Extracted data entries
══════

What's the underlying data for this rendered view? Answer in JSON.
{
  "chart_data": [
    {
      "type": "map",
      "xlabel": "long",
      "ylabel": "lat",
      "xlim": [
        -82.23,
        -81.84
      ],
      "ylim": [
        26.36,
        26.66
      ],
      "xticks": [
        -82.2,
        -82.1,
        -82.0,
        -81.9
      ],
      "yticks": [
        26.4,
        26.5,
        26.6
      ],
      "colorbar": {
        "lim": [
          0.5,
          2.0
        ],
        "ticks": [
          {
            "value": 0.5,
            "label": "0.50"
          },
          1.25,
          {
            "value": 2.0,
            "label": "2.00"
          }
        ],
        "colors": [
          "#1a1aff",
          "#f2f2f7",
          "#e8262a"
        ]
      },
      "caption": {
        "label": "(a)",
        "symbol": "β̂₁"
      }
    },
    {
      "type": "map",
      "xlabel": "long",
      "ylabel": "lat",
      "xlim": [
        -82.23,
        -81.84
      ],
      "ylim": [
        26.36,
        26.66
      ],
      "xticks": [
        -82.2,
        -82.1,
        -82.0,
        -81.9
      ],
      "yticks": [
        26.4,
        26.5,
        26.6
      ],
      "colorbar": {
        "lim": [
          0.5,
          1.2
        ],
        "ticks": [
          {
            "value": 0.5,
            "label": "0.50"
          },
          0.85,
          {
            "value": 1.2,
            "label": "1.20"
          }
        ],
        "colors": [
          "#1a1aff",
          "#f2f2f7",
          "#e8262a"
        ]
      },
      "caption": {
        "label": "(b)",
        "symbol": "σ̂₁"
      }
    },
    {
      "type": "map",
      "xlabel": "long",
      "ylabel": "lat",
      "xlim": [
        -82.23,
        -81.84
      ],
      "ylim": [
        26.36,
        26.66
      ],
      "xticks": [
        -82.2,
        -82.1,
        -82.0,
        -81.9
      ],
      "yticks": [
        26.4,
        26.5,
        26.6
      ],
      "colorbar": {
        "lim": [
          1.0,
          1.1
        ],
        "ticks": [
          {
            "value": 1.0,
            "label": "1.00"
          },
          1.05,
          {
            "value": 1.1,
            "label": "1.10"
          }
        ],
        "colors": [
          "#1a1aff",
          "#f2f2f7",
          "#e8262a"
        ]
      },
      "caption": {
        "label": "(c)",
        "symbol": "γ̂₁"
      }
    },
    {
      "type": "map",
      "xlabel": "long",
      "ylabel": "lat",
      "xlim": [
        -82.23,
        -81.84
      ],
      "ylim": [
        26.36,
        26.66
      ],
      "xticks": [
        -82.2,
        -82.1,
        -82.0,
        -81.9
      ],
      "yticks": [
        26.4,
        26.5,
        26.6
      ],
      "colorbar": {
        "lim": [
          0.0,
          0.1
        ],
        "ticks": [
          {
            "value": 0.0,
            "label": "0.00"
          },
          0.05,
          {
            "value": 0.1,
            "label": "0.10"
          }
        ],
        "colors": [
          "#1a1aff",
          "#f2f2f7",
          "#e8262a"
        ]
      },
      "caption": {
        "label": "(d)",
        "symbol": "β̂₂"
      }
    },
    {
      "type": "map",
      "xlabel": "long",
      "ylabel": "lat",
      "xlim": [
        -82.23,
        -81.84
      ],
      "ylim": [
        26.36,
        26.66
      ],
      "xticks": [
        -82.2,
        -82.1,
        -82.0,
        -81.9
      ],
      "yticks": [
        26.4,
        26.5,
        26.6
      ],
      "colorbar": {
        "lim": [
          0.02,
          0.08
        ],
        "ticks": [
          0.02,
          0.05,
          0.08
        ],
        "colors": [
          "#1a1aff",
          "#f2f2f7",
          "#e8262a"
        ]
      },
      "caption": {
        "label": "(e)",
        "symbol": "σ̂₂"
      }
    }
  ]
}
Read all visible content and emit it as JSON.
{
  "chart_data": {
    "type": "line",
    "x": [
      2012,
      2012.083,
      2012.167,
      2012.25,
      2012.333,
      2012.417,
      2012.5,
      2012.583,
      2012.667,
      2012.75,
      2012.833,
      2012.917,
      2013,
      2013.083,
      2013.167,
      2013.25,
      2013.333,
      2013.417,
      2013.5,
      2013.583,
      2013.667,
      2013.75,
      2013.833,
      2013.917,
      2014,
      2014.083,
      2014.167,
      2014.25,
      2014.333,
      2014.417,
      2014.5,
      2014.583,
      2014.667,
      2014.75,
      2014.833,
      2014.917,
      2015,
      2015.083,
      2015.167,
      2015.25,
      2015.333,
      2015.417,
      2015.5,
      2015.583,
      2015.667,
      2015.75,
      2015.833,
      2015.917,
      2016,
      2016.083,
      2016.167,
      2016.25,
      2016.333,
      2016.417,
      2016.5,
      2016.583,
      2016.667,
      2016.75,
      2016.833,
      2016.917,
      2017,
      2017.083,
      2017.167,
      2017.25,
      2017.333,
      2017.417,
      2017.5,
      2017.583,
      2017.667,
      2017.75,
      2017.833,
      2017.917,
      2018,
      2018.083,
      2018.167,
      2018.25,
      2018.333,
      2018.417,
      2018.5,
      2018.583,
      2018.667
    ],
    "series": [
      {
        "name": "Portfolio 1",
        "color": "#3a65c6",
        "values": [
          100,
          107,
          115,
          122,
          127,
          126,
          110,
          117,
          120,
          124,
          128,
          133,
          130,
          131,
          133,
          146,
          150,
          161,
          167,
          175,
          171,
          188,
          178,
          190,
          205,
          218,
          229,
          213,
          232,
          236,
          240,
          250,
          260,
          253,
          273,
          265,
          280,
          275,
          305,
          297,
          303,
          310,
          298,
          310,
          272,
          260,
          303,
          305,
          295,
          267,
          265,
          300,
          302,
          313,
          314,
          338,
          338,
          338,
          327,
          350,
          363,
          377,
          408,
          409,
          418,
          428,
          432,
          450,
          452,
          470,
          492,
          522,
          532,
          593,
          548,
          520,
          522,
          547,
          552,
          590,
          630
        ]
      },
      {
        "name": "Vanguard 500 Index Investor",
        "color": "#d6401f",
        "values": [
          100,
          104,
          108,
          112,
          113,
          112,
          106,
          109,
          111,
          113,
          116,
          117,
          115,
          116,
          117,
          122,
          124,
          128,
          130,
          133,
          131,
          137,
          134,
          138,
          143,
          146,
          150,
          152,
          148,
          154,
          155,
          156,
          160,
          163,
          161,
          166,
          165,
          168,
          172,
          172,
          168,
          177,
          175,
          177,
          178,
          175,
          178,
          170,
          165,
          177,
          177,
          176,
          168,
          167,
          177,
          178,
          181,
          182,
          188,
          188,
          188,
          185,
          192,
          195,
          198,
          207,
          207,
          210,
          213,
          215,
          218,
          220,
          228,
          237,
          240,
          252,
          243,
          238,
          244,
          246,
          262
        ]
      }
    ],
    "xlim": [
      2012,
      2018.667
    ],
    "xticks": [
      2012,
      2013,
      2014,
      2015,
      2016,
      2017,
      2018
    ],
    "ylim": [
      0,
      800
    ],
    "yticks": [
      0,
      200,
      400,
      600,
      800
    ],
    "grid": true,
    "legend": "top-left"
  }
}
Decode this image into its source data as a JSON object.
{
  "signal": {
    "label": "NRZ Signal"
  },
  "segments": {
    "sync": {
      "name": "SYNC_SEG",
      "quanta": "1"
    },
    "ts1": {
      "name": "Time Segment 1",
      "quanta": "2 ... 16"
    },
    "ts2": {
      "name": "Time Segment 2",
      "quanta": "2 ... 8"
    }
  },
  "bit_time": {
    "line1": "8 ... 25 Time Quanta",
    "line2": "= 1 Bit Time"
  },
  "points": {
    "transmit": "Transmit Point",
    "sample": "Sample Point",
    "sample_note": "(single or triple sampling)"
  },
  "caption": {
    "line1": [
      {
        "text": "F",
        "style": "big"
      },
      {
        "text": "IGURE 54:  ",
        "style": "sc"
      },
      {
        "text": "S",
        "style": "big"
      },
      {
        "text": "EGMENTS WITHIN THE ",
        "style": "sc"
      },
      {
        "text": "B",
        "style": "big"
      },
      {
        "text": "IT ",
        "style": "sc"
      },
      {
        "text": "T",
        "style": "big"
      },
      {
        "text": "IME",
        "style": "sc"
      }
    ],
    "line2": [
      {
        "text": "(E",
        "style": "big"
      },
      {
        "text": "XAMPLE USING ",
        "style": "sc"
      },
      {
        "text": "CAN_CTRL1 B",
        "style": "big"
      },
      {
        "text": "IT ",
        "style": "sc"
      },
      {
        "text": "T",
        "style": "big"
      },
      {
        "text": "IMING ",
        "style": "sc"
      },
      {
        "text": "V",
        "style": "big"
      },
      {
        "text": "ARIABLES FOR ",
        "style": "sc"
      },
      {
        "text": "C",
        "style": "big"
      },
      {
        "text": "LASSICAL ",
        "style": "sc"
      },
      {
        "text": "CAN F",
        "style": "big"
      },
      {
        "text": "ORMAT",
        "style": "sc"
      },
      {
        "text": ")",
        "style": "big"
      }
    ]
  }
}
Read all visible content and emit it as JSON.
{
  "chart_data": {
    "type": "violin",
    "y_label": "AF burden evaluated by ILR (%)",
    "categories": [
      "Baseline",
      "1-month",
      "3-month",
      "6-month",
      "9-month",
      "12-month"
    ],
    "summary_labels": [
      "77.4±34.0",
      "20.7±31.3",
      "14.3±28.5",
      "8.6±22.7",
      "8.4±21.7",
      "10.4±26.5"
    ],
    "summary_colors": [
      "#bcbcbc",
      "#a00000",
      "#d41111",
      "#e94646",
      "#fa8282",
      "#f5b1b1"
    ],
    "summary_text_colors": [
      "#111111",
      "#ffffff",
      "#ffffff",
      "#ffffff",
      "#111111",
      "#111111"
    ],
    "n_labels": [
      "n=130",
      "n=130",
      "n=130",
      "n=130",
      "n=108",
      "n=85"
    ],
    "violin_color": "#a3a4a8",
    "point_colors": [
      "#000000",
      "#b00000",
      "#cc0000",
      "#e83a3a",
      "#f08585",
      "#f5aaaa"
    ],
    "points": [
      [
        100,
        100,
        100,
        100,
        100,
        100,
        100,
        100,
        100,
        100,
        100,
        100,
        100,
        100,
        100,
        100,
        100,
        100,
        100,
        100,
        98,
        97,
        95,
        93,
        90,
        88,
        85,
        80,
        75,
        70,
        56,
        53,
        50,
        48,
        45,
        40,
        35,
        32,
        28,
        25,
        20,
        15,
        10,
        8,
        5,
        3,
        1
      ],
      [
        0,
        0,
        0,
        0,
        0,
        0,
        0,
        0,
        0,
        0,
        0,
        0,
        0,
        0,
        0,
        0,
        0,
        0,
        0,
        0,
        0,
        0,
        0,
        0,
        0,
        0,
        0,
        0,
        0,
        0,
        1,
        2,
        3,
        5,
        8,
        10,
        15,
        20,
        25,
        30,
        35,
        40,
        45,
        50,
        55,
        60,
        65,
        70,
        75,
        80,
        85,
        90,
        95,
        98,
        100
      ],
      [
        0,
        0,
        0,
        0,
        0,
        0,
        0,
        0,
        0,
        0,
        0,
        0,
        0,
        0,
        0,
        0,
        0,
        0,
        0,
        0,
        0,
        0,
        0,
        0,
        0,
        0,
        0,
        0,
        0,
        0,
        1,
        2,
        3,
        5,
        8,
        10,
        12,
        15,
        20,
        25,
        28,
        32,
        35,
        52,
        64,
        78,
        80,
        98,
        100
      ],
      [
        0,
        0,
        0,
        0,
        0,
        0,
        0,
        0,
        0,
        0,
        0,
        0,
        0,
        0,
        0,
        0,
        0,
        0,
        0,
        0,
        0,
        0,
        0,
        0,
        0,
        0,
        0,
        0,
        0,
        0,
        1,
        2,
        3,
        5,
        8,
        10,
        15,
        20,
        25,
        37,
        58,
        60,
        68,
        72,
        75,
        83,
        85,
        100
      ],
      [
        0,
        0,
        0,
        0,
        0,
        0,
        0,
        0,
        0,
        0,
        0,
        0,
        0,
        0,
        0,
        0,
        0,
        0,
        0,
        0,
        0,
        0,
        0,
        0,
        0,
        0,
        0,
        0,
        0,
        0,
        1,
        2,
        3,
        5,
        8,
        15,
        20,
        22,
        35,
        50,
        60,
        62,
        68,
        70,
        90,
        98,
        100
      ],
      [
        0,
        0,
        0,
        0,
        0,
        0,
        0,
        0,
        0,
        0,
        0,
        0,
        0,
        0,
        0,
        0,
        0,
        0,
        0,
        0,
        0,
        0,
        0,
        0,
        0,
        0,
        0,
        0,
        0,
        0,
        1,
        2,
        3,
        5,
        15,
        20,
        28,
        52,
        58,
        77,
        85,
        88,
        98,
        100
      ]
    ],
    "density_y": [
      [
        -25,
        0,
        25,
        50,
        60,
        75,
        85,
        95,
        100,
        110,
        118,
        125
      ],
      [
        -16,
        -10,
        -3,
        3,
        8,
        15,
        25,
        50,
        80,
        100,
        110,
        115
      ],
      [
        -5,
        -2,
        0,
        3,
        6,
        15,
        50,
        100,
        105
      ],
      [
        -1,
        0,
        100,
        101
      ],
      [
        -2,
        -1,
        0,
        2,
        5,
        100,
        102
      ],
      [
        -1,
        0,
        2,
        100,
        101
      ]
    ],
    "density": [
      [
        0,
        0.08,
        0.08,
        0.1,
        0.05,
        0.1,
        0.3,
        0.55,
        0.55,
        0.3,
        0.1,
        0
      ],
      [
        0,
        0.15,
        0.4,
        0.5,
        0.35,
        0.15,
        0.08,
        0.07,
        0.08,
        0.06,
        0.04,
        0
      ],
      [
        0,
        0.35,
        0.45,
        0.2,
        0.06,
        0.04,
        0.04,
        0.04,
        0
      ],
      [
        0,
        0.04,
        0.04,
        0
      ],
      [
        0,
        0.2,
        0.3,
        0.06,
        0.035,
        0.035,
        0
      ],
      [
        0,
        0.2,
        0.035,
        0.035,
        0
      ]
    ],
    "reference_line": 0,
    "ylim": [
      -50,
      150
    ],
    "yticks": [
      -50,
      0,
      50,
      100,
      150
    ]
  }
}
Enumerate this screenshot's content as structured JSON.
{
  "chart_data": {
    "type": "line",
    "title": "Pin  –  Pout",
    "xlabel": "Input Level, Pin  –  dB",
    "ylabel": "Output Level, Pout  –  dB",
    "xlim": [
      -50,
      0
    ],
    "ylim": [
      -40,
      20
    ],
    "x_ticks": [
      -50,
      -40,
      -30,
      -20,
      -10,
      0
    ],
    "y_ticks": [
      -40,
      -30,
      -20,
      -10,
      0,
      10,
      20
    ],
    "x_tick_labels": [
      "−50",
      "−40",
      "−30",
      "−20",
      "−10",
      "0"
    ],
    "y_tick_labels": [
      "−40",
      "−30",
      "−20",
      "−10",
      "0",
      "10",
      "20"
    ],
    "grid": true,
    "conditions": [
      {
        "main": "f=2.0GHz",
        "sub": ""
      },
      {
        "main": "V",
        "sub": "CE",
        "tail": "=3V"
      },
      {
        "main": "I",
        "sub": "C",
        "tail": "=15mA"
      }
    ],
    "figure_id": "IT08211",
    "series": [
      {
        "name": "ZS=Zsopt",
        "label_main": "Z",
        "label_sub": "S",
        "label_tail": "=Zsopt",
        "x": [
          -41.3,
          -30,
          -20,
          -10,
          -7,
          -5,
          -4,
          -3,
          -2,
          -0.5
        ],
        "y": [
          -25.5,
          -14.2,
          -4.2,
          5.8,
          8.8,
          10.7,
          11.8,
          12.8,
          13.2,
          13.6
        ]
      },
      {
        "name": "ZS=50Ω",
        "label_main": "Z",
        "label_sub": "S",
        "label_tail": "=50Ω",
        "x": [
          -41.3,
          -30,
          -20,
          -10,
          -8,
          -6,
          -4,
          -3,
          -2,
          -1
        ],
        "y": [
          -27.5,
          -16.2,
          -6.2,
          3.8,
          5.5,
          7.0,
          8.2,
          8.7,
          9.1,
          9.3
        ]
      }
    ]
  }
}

══════

:: Your instructions ::
Tally the lines of the records holding the word "this", then give only the resulting number.

:: Task solution ::
3